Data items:
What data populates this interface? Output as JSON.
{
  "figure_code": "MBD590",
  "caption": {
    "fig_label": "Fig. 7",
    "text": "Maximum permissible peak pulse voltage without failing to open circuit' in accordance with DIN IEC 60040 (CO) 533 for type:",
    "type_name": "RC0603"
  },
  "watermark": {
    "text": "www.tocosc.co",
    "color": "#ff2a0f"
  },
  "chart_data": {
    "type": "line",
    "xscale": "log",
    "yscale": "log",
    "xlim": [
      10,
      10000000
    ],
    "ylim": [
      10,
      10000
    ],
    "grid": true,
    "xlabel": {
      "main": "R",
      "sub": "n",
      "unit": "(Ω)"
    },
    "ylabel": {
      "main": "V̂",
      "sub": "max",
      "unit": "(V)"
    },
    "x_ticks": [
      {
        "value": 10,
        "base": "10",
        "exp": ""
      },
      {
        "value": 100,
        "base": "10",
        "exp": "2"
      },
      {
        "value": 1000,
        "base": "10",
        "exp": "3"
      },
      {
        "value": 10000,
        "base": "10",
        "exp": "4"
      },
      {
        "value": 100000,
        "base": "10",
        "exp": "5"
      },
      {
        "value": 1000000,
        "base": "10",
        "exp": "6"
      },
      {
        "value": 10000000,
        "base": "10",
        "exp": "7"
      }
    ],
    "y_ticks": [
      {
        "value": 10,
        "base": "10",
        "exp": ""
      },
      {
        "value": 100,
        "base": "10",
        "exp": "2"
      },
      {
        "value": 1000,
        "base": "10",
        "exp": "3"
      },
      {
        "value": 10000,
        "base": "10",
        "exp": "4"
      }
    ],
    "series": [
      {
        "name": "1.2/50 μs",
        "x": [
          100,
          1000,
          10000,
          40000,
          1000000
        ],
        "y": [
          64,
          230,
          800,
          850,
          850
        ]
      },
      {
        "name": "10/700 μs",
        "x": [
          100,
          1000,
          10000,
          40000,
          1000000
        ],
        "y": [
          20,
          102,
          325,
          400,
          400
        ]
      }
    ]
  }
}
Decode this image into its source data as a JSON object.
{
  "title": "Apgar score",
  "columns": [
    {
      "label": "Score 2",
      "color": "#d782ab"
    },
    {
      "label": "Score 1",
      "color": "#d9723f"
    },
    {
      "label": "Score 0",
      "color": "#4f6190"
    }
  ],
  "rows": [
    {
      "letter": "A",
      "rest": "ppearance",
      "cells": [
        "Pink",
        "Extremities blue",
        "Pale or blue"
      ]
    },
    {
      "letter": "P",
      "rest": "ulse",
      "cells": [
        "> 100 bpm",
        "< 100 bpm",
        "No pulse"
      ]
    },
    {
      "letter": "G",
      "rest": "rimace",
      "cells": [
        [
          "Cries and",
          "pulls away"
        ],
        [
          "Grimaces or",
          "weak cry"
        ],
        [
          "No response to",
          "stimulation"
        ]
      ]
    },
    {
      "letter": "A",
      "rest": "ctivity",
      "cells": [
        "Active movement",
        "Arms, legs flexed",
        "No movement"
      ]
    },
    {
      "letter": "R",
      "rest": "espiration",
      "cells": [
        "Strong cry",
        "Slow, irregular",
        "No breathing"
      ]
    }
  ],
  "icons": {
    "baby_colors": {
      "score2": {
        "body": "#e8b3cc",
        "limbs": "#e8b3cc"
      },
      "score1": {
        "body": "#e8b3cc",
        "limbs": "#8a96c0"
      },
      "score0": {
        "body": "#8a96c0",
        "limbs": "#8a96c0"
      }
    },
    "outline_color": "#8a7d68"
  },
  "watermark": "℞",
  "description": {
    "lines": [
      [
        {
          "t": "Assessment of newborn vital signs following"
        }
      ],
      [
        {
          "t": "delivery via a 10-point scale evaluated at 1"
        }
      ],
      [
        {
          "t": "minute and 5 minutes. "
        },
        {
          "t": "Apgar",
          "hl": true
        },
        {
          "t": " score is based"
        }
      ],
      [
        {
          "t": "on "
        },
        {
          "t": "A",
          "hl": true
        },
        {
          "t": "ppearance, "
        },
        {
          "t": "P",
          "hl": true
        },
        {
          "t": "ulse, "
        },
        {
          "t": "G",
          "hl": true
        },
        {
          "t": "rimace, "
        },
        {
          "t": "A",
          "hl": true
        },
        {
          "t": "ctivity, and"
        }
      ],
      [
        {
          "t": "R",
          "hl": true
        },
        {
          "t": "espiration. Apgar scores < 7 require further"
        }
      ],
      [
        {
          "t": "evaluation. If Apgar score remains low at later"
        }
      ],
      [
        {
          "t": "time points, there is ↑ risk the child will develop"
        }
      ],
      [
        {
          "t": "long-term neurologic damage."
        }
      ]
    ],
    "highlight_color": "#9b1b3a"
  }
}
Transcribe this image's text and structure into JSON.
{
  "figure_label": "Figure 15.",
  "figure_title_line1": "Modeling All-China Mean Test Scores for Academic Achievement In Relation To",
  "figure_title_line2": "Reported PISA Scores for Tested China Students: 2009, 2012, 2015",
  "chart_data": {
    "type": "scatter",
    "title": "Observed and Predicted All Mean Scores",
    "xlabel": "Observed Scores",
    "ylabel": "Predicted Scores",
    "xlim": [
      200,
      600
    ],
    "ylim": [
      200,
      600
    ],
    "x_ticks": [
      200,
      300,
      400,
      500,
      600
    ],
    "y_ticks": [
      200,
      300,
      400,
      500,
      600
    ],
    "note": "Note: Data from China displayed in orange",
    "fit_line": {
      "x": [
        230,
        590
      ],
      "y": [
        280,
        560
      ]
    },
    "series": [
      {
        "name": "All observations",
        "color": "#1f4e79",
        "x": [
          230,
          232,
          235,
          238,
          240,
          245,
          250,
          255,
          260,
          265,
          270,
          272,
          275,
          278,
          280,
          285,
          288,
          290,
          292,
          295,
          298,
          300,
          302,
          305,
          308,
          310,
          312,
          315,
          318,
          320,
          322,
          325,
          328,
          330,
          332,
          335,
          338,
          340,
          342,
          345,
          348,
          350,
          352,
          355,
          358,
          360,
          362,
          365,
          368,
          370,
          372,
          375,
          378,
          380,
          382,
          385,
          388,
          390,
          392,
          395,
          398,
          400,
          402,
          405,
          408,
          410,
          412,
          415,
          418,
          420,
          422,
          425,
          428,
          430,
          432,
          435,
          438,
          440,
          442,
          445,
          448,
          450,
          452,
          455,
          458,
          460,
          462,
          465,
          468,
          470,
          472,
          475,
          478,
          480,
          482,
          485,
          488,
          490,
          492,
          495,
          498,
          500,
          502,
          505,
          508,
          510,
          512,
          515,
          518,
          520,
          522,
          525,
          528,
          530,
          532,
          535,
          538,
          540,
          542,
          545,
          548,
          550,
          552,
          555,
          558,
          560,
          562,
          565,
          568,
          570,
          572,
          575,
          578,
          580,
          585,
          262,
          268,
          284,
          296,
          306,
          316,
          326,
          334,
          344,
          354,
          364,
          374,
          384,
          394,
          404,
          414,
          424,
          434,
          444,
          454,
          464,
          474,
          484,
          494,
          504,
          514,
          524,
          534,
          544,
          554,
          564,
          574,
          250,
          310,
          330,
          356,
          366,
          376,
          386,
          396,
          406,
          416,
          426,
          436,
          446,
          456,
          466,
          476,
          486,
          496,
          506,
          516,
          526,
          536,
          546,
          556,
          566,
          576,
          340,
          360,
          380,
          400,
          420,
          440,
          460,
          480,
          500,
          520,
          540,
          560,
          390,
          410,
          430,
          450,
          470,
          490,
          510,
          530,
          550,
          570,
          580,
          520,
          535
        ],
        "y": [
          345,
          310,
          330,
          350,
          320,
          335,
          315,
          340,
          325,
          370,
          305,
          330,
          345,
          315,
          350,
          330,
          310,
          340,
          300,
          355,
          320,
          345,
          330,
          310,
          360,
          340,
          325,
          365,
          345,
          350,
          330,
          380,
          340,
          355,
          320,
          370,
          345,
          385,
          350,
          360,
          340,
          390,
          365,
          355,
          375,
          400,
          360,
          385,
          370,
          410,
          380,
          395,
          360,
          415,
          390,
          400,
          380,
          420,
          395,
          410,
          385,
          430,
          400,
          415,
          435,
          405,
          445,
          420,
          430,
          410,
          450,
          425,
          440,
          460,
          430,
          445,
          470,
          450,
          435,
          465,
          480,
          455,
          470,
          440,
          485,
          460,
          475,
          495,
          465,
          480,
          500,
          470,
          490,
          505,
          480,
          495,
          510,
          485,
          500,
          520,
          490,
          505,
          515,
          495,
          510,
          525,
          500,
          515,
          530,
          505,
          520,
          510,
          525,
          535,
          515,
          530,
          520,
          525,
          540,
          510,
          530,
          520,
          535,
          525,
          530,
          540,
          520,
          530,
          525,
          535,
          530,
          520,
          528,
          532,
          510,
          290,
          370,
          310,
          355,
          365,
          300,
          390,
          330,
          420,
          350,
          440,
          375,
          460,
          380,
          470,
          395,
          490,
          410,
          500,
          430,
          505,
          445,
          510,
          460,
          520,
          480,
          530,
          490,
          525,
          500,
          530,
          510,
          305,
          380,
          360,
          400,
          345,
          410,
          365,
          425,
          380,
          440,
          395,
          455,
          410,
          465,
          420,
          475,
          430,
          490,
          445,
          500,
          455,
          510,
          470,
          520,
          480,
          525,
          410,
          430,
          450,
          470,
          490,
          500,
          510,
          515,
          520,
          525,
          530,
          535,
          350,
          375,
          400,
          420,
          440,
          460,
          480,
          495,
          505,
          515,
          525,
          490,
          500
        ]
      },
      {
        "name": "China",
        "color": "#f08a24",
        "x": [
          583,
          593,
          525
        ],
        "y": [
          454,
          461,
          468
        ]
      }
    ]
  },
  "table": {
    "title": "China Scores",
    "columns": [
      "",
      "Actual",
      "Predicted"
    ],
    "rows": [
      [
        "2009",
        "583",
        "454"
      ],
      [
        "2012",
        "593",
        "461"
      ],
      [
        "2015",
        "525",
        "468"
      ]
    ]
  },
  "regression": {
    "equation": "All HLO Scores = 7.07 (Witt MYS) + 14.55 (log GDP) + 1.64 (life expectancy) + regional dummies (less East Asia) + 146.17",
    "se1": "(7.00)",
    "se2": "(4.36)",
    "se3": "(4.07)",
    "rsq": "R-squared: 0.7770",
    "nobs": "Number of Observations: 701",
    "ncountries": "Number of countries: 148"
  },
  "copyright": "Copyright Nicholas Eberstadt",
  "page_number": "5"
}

**WRITTEN INSTRUCTION:** Locate all lines in the listing above with the word "this". Copy them.

**SOLVED EXERCISE:**
What data populates this interface? Output as JSON.
Decode this image into its source data as a JSON object.
Transcribe this image's text and structure into JSON.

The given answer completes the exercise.